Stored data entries
[Begin]
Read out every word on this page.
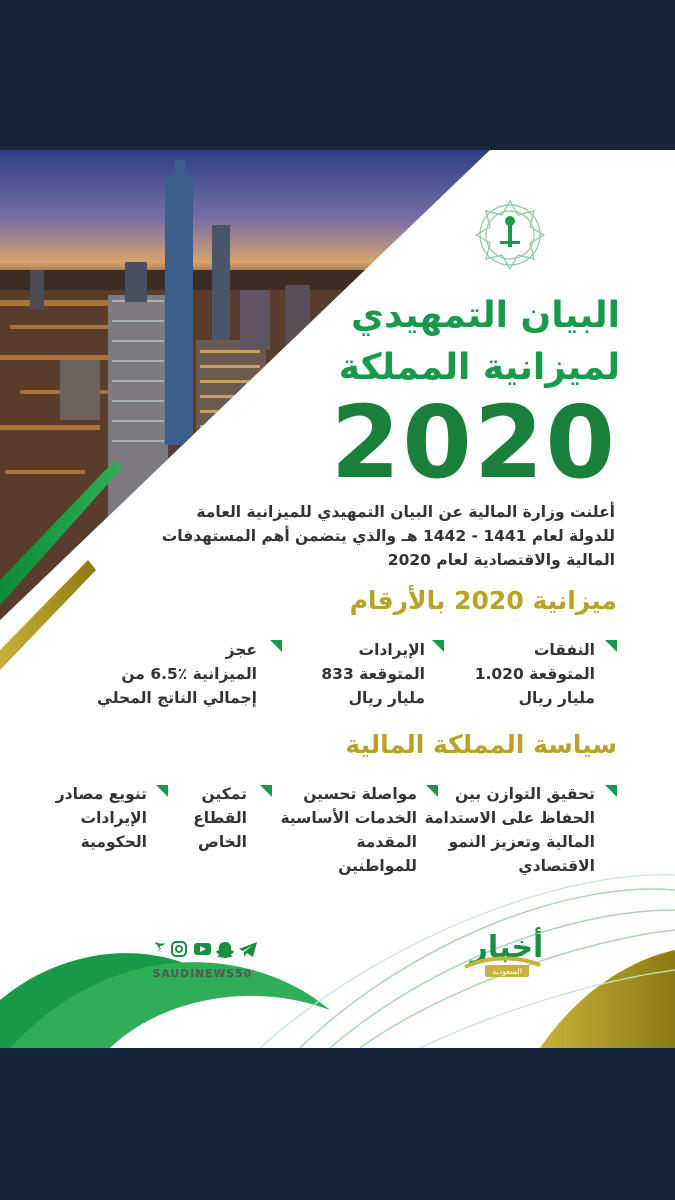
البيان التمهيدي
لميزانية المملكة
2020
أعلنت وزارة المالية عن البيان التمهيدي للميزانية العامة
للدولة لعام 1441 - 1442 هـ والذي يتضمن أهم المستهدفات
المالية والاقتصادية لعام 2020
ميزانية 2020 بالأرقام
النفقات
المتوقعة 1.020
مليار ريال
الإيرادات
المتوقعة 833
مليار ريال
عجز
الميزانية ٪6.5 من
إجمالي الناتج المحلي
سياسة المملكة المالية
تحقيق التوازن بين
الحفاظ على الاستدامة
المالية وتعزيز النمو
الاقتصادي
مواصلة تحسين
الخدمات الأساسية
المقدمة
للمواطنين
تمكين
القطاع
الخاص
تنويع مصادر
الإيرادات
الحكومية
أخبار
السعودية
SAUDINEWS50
[End]
- What is expected
Drop the pictures and reproduce the rest of the entries above exactly.

- Exercise answer
Read out every word on this page.
البيان التمهيدي
لميزانية المملكة
2020
أعلنت وزارة المالية عن البيان التمهيدي للميزانية العامة
للدولة لعام 1441 - 1442 هـ والذي يتضمن أهم المستهدفات
المالية والاقتصادية لعام 2020
ميزانية 2020 بالأرقام
النفقات
المتوقعة 1.020
مليار ريال
الإيرادات
المتوقعة 833
مليار ريال
عجز
الميزانية ٪6.5 من
إجمالي الناتج المحلي
سياسة المملكة المالية
تحقيق التوازن بين
الحفاظ على الاستدامة
المالية وتعزيز النمو
الاقتصادي
مواصلة تحسين
الخدمات الأساسية
المقدمة
للمواطنين
تمكين
القطاع
الخاص
تنويع مصادر
الإيرادات
الحكومية
أخبار
السعودية
SAUDINEWS50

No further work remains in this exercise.